Figure dataset records
□ □ □ □ □ □ □
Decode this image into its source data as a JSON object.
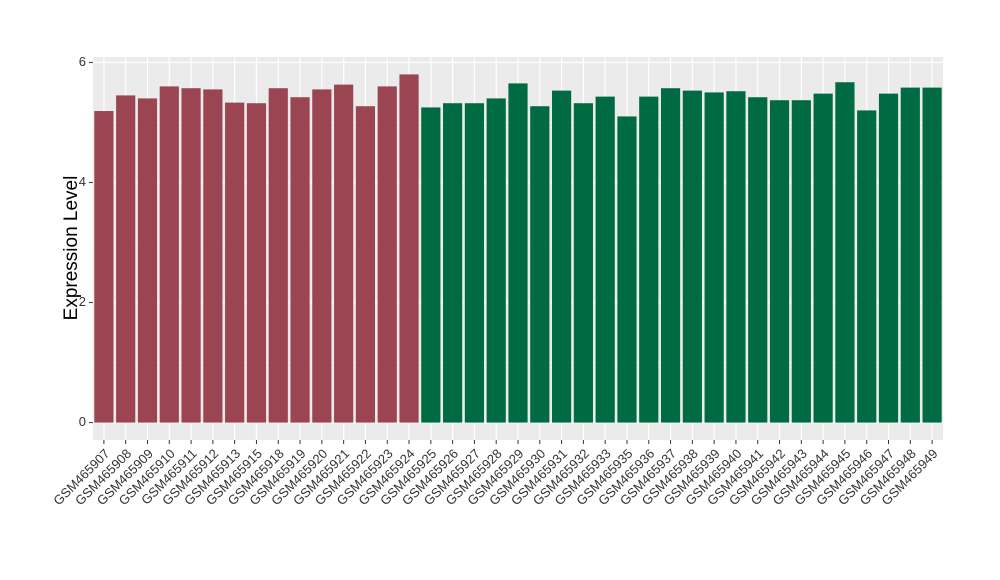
{
  "chart_data": {
    "type": "bar",
    "y_label": "Expression Level",
    "categories": [
      "GSM465907",
      "GSM465908",
      "GSM465909",
      "GSM465910",
      "GSM465911",
      "GSM465912",
      "GSM465913",
      "GSM465915",
      "GSM465918",
      "GSM465919",
      "GSM465920",
      "GSM465921",
      "GSM465922",
      "GSM465923",
      "GSM465924",
      "GSM465925",
      "GSM465926",
      "GSM465927",
      "GSM465928",
      "GSM465929",
      "GSM465930",
      "GSM465931",
      "GSM465932",
      "GSM465933",
      "GSM465935",
      "GSM465936",
      "GSM465937",
      "GSM465938",
      "GSM465939",
      "GSM465940",
      "GSM465941",
      "GSM465942",
      "GSM465943",
      "GSM465944",
      "GSM465945",
      "GSM465946",
      "GSM465947",
      "GSM465948",
      "GSM465949"
    ],
    "values": [
      5.19,
      5.45,
      5.4,
      5.6,
      5.57,
      5.55,
      5.33,
      5.32,
      5.57,
      5.42,
      5.55,
      5.63,
      5.27,
      5.6,
      5.8,
      5.25,
      5.32,
      5.32,
      5.4,
      5.65,
      5.27,
      5.53,
      5.32,
      5.43,
      5.1,
      5.43,
      5.57,
      5.53,
      5.5,
      5.52,
      5.42,
      5.37,
      5.37,
      5.48,
      5.67,
      5.2,
      5.48,
      5.58,
      5.58
    ],
    "colors": [
      "#9b4452",
      "#9b4452",
      "#9b4452",
      "#9b4452",
      "#9b4452",
      "#9b4452",
      "#9b4452",
      "#9b4452",
      "#9b4452",
      "#9b4452",
      "#9b4452",
      "#9b4452",
      "#9b4452",
      "#9b4452",
      "#9b4452",
      "#006a43",
      "#006a43",
      "#006a43",
      "#006a43",
      "#006a43",
      "#006a43",
      "#006a43",
      "#006a43",
      "#006a43",
      "#006a43",
      "#006a43",
      "#006a43",
      "#006a43",
      "#006a43",
      "#006a43",
      "#006a43",
      "#006a43",
      "#006a43",
      "#006a43",
      "#006a43",
      "#006a43",
      "#006a43",
      "#006a43",
      "#006a43"
    ],
    "ylim": [
      -0.29,
      6.09
    ],
    "yticks": [
      0,
      2,
      4,
      6
    ],
    "grid": true
  }
}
□ □ □ □ □ □ □
* INSTRUCTIONS TO FOLLOW *
Without the pictures, repeat all the records word for word.

* TASK RESULT *
Decode this image into its source data as a JSON object.
{
  "chart_data": {
    "type": "bar",
    "y_label": "Expression Level",
    "categories": [
      "GSM465907",
      "GSM465908",
      "GSM465909",
      "GSM465910",
      "GSM465911",
      "GSM465912",
      "GSM465913",
      "GSM465915",
      "GSM465918",
      "GSM465919",
      "GSM465920",
      "GSM465921",
      "GSM465922",
      "GSM465923",
      "GSM465924",
      "GSM465925",
      "GSM465926",
      "GSM465927",
      "GSM465928",
      "GSM465929",
      "GSM465930",
      "GSM465931",
      "GSM465932",
      "GSM465933",
      "GSM465935",
      "GSM465936",
      "GSM465937",
      "GSM465938",
      "GSM465939",
      "GSM465940",
      "GSM465941",
      "GSM465942",
      "GSM465943",
      "GSM465944",
      "GSM465945",
      "GSM465946",
      "GSM465947",
      "GSM465948",
      "GSM465949"
    ],
    "values": [
      5.19,
      5.45,
      5.4,
      5.6,
      5.57,
      5.55,
      5.33,
      5.32,
      5.57,
      5.42,
      5.55,
      5.63,
      5.27,
      5.6,
      5.8,
      5.25,
      5.32,
      5.32,
      5.4,
      5.65,
      5.27,
      5.53,
      5.32,
      5.43,
      5.1,
      5.43,
      5.57,
      5.53,
      5.5,
      5.52,
      5.42,
      5.37,
      5.37,
      5.48,
      5.67,
      5.2,
      5.48,
      5.58,
      5.58
    ],
    "colors": [
      "#9b4452",
      "#9b4452",
      "#9b4452",
      "#9b4452",
      "#9b4452",
      "#9b4452",
      "#9b4452",
      "#9b4452",
      "#9b4452",
      "#9b4452",
      "#9b4452",
      "#9b4452",
      "#9b4452",
      "#9b4452",
      "#9b4452",
      "#006a43",
      "#006a43",
      "#006a43",
      "#006a43",
      "#006a43",
      "#006a43",
      "#006a43",
      "#006a43",
      "#006a43",
      "#006a43",
      "#006a43",
      "#006a43",
      "#006a43",
      "#006a43",
      "#006a43",
      "#006a43",
      "#006a43",
      "#006a43",
      "#006a43",
      "#006a43",
      "#006a43",
      "#006a43",
      "#006a43",
      "#006a43"
    ],
    "ylim": [
      -0.29,
      6.09
    ],
    "yticks": [
      0,
      2,
      4,
      6
    ],
    "grid": true
  }
}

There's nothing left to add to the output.